= Task objective =
Search the data for the string "with" and gather each line it is in.

= Records shown =

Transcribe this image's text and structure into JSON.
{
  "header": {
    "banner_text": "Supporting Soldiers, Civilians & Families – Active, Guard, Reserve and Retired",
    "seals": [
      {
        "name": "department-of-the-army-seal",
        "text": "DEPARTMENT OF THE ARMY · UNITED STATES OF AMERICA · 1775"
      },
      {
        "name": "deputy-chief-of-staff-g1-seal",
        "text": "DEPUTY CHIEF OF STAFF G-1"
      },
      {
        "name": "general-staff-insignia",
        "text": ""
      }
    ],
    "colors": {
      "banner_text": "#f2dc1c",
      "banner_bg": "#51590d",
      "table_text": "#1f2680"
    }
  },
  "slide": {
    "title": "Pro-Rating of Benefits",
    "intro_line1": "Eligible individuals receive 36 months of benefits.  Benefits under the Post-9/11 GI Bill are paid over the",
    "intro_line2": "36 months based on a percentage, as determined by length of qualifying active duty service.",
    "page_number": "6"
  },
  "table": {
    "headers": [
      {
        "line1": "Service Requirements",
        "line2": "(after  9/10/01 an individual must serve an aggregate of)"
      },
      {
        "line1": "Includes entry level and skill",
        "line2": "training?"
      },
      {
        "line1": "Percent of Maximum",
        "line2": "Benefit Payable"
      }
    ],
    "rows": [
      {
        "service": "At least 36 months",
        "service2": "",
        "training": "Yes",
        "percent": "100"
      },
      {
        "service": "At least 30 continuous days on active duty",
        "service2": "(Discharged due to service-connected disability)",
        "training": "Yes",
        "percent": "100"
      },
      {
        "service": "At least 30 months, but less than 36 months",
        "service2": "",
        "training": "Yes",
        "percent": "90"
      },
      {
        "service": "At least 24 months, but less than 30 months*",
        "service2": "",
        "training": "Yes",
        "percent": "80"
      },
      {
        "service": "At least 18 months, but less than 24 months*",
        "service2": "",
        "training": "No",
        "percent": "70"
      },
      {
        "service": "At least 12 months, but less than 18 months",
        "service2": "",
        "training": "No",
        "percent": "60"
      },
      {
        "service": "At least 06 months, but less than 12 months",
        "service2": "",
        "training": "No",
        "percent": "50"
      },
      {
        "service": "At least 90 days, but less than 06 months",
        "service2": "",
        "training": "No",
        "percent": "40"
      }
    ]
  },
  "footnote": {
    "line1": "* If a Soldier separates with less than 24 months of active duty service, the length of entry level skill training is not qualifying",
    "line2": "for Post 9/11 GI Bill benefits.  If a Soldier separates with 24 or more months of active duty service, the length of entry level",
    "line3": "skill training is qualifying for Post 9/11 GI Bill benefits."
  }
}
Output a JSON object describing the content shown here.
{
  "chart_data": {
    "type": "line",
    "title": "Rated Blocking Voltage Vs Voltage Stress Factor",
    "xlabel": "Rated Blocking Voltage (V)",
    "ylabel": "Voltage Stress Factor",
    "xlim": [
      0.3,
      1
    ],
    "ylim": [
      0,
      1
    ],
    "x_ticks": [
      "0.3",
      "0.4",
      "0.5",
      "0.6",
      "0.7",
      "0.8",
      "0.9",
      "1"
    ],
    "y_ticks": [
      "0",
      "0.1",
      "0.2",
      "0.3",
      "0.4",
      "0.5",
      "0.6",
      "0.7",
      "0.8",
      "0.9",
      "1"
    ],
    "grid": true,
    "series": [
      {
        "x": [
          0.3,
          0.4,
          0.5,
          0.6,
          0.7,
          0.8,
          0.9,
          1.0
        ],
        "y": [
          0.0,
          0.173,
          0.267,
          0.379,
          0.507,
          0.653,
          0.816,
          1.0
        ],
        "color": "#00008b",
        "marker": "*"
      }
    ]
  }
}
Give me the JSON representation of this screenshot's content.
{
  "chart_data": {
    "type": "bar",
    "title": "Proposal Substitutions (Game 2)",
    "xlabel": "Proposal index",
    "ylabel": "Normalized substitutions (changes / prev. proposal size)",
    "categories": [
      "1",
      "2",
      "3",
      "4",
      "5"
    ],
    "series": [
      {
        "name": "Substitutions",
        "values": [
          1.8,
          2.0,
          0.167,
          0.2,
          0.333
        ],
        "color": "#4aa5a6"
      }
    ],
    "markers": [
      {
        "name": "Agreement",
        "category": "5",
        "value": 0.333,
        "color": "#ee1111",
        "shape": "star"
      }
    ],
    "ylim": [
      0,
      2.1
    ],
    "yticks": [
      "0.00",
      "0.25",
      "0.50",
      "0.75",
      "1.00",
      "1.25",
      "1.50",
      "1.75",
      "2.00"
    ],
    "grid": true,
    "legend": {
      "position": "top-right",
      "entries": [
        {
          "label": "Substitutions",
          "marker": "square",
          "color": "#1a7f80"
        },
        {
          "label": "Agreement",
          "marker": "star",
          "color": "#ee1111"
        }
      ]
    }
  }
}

= Task result =
    "line1": "* If a Soldier separates with less than 24 months of active duty service, the length of entry level skill training is not qualifying",
    "line2": "for Post 9/11 GI Bill benefits.  If a Soldier separates with 24 or more months of active duty service, the length of entry level",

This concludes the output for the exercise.